→ **Written problem**:
Every entry that follows should be repeated exactly; drop the images.

→ **Dataset records**:
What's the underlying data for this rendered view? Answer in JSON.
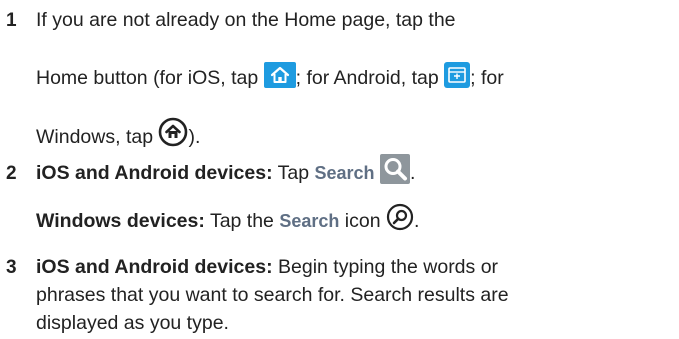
{
  "steps": [
    {
      "number": "1",
      "line1": "If you are not already on the Home page, tap the",
      "line2_a": "Home button (for iOS, tap ",
      "line2_b": "; for Android, tap ",
      "line2_c": "; for",
      "line3_a": "Windows, tap ",
      "line3_b": ")."
    },
    {
      "number": "2",
      "bold_a": "iOS and Android devices:",
      "text_a": " Tap ",
      "ui_a": "Search",
      "end_a": ".",
      "bold_b": "Windows devices:",
      "text_b": " Tap the ",
      "ui_b": "Search",
      "text_b2": " icon ",
      "end_b": "."
    },
    {
      "number": "3",
      "bold": "iOS and Android devices:",
      "line1": " Begin typing the words or",
      "line2": "phrases that you want to search for. Search results are",
      "line3": "displayed as you type."
    }
  ],
  "icons": {
    "ios_home": "home-icon",
    "android_home": "android-home-icon",
    "windows_home": "windows-home-icon",
    "search": "magnifier-icon",
    "windows_search": "windows-search-icon"
  },
  "colors": {
    "icon_blue": "#1e9be0",
    "ui_word": "#5f6f84",
    "search_gray": "#8e969c"
  }
}
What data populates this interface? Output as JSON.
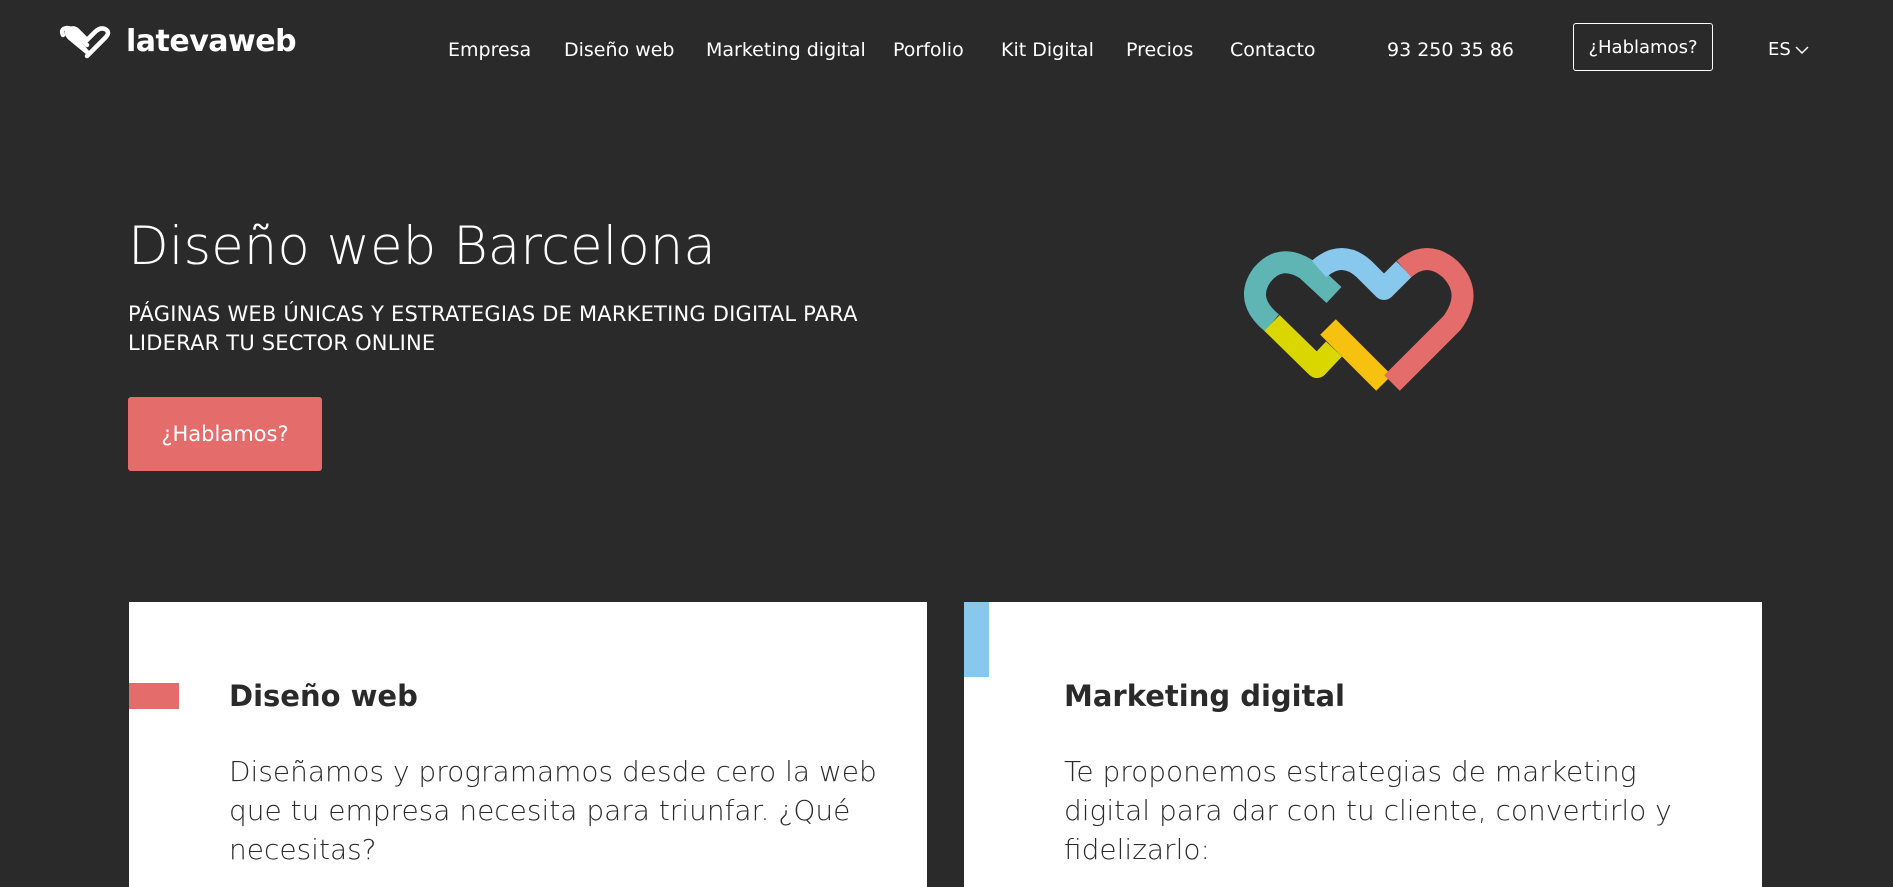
{
  "header": {
    "logo_text": "latevaweb",
    "nav": [
      {
        "label": "Empresa"
      },
      {
        "label": "Diseño web"
      },
      {
        "label": "Marketing digital"
      },
      {
        "label": "Porfolio"
      },
      {
        "label": "Kit Digital"
      },
      {
        "label": "Precios"
      },
      {
        "label": "Contacto"
      }
    ],
    "phone": "93 250 35 86",
    "cta_label": "¿Hablamos?",
    "language": "ES",
    "language_icon": "chevron-down-icon"
  },
  "hero": {
    "title": "Diseño web Barcelona",
    "subtitle": "PÁGINAS WEB ÚNICAS Y ESTRATEGIAS DE MARKETING DIGITAL PARA LIDERAR TU SECTOR ONLINE",
    "cta_label": "¿Hablamos?",
    "logo_icon": "double-heart-logo-icon"
  },
  "cards": [
    {
      "title": "Diseño web",
      "text": "Diseñamos y programamos desde cero la web que tu empresa necesita para triunfar. ¿Qué necesitas?"
    },
    {
      "title": "Marketing digital",
      "text": "Te proponemos estrategias de marketing digital para dar con tu cliente, convertirlo y fidelizarlo:"
    }
  ],
  "colors": {
    "background": "#2a2a2a",
    "accent_red": "#e46c6b",
    "accent_blue": "#88c8ec",
    "logo_teal": "#5fb4b4",
    "logo_yellow": "#d9d600",
    "logo_orange": "#f6c10f",
    "card_background": "#ffffff",
    "text_dark": "#2a2a2a"
  }
}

→ **Exercise response**:
What's the underlying data for this rendered view? Answer in JSON.
{
  "steps": [
    {
      "number": "1",
      "line1": "If you are not already on the Home page, tap the",
      "line2_a": "Home button (for iOS, tap ",
      "line2_b": "; for Android, tap ",
      "line2_c": "; for",
      "line3_a": "Windows, tap ",
      "line3_b": ")."
    },
    {
      "number": "2",
      "bold_a": "iOS and Android devices:",
      "text_a": " Tap ",
      "ui_a": "Search",
      "end_a": ".",
      "bold_b": "Windows devices:",
      "text_b": " Tap the ",
      "ui_b": "Search",
      "text_b2": " icon ",
      "end_b": "."
    },
    {
      "number": "3",
      "bold": "iOS and Android devices:",
      "line1": " Begin typing the words or",
      "line2": "phrases that you want to search for. Search results are",
      "line3": "displayed as you type."
    }
  ],
  "icons": {
    "ios_home": "home-icon",
    "android_home": "android-home-icon",
    "windows_home": "windows-home-icon",
    "search": "magnifier-icon",
    "windows_search": "windows-search-icon"
  },
  "colors": {
    "icon_blue": "#1e9be0",
    "ui_word": "#5f6f84",
    "search_gray": "#8e969c"
  }
}
What data populates this interface? Output as JSON.
{
  "header": {
    "logo_text": "latevaweb",
    "nav": [
      {
        "label": "Empresa"
      },
      {
        "label": "Diseño web"
      },
      {
        "label": "Marketing digital"
      },
      {
        "label": "Porfolio"
      },
      {
        "label": "Kit Digital"
      },
      {
        "label": "Precios"
      },
      {
        "label": "Contacto"
      }
    ],
    "phone": "93 250 35 86",
    "cta_label": "¿Hablamos?",
    "language": "ES",
    "language_icon": "chevron-down-icon"
  },
  "hero": {
    "title": "Diseño web Barcelona",
    "subtitle": "PÁGINAS WEB ÚNICAS Y ESTRATEGIAS DE MARKETING DIGITAL PARA LIDERAR TU SECTOR ONLINE",
    "cta_label": "¿Hablamos?",
    "logo_icon": "double-heart-logo-icon"
  },
  "cards": [
    {
      "title": "Diseño web",
      "text": "Diseñamos y programamos desde cero la web que tu empresa necesita para triunfar. ¿Qué necesitas?"
    },
    {
      "title": "Marketing digital",
      "text": "Te proponemos estrategias de marketing digital para dar con tu cliente, convertirlo y fidelizarlo:"
    }
  ],
  "colors": {
    "background": "#2a2a2a",
    "accent_red": "#e46c6b",
    "accent_blue": "#88c8ec",
    "logo_teal": "#5fb4b4",
    "logo_yellow": "#d9d600",
    "logo_orange": "#f6c10f",
    "card_background": "#ffffff",
    "text_dark": "#2a2a2a"
  }
}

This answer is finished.